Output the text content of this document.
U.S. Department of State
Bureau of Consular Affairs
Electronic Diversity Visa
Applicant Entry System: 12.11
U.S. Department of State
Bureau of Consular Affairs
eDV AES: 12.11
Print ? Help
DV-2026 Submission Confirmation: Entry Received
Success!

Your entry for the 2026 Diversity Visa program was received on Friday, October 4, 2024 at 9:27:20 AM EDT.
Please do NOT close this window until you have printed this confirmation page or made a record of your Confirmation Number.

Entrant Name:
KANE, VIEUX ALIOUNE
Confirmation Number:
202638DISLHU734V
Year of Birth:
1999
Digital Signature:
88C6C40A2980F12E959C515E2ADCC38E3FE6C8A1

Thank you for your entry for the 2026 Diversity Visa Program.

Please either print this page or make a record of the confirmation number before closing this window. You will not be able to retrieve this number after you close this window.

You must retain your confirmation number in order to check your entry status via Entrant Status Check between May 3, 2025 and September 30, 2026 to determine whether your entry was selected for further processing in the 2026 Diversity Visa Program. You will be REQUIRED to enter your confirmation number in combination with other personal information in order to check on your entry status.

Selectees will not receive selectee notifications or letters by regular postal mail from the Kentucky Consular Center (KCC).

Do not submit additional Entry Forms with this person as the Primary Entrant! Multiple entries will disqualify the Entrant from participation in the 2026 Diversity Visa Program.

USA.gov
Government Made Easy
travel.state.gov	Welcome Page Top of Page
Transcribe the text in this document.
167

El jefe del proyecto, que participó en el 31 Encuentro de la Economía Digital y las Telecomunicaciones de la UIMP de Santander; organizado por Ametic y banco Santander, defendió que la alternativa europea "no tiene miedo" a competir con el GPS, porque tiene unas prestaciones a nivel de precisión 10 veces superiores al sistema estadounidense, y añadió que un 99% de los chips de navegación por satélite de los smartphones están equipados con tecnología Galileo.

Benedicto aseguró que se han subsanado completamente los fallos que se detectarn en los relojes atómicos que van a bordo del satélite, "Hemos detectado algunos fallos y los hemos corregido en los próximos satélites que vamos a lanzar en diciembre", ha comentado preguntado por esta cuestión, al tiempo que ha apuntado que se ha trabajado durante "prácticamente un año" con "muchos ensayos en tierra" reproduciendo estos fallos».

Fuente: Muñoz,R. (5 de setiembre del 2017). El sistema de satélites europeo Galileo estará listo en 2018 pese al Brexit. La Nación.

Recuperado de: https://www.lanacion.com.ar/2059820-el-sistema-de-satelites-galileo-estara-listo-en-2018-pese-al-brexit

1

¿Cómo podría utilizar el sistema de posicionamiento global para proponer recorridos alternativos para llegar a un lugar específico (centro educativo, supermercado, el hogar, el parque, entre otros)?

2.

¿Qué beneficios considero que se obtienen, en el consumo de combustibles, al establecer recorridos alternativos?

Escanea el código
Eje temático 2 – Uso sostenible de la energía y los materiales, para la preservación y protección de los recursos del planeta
┄┄┄┄┄┄┄┄┄┄┄┄┄┄┄┄┄┄┄┄
**Your task**
Find "recorridos". Copy every line it occurs in.

**Answer to the task**
¿Cómo podría utilizar el sistema de posicionamiento global para proponer recorridos alternativos para llegar a un lugar específico (centro educativo, supermercado, el hogar, el parque, entre otros)?
¿Qué beneficios considero que se obtienen, en el consumo de combustibles, al establecer recorridos alternativos?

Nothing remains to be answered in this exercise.